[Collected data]
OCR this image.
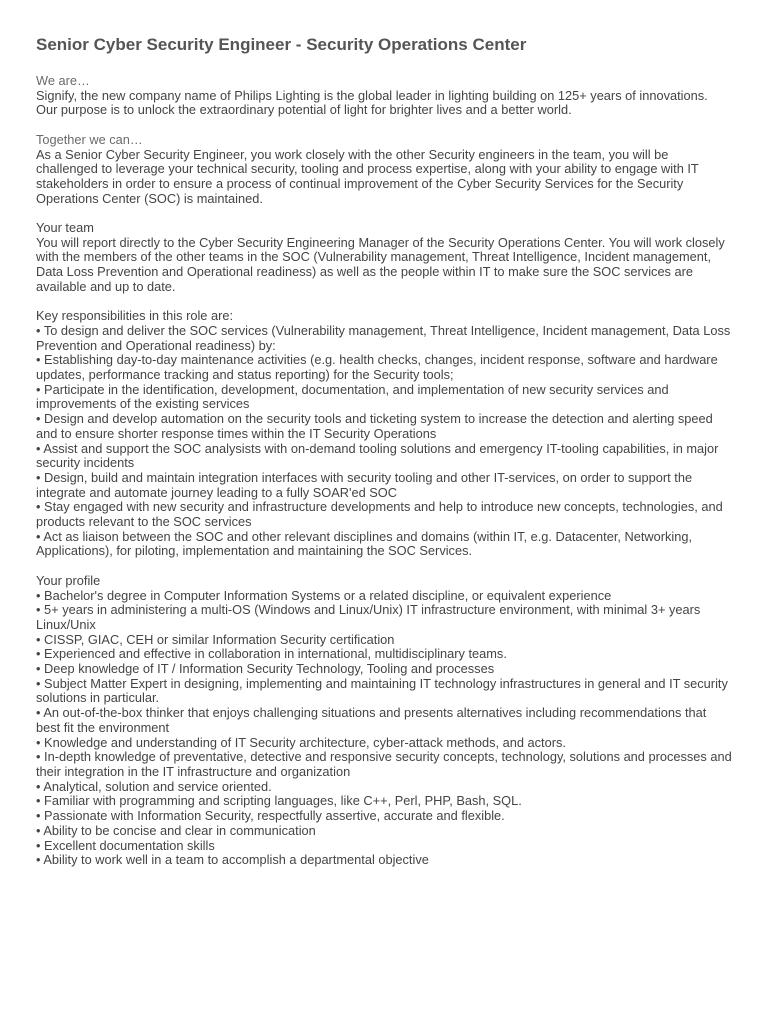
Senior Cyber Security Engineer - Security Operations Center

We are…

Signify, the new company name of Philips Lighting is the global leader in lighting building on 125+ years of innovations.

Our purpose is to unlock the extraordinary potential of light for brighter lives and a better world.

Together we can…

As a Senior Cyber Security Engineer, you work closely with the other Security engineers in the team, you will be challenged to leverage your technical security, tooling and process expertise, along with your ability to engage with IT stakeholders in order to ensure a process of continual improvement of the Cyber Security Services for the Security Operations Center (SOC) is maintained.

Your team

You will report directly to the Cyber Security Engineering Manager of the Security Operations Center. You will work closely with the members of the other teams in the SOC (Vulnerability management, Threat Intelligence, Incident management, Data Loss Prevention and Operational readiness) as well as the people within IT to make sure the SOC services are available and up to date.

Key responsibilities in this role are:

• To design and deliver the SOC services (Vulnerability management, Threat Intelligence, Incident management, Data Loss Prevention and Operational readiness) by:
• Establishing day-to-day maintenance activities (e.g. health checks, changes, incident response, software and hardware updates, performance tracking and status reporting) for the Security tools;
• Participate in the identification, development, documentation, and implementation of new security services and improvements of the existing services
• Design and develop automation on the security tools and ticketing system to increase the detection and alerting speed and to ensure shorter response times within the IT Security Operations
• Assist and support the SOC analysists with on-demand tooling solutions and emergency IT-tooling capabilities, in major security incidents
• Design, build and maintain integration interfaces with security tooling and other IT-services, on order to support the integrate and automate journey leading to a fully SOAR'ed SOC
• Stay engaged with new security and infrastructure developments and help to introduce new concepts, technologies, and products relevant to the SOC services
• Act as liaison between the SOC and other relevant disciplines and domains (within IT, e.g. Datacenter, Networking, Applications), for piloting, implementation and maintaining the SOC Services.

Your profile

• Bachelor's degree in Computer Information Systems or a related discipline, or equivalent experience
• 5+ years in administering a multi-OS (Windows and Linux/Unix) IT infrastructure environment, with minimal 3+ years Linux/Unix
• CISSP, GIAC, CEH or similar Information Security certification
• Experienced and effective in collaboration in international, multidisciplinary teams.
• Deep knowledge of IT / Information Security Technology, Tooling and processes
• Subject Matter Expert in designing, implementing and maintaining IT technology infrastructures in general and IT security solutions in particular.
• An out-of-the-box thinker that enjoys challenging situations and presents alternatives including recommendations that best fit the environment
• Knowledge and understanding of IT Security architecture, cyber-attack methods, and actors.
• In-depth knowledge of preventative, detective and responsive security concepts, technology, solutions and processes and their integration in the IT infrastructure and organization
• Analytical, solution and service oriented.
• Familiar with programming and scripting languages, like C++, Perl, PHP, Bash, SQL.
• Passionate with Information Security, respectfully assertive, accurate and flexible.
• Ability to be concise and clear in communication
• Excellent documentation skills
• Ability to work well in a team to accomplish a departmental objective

## EXERCISE
From the data above, gather every line that includes the word "environment".

## RESULT
• 5+ years in administering a multi-OS (Windows and Linux/Unix) IT infrastructure environment, with minimal 3+ years Linux/Unix
• An out-of-the-box thinker that enjoys challenging situations and presents alternatives including recommendations that best fit the environment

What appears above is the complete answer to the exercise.